THE EXERCISE
Show every line where "的取值范围" occurs.

DATASET RECORDS

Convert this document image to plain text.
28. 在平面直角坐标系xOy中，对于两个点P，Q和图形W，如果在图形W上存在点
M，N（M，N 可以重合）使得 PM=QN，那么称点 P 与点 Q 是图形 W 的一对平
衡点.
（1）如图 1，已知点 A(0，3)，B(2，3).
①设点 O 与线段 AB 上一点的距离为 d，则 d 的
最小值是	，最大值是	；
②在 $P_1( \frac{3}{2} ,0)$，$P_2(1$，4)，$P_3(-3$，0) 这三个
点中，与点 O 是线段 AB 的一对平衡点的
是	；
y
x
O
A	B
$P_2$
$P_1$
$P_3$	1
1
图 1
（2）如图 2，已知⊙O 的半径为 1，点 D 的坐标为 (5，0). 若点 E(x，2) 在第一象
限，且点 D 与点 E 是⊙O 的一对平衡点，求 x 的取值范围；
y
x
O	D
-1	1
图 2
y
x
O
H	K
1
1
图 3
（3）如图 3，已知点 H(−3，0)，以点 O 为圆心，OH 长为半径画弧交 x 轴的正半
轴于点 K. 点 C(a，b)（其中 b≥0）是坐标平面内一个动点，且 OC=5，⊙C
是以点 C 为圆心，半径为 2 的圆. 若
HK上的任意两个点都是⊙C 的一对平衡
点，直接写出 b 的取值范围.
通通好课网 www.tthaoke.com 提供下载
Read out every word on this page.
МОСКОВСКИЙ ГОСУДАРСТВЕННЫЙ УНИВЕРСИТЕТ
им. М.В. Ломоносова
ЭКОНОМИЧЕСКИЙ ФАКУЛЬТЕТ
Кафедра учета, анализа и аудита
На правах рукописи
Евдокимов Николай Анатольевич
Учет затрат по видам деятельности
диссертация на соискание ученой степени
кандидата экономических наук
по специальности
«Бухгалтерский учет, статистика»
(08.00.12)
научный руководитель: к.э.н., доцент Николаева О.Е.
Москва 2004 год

FINISHED ANSWER
限，且点 D 与点 E 是⊙O 的一对平衡点，求 x 的取值范围；
点，直接写出 b 的取值范围.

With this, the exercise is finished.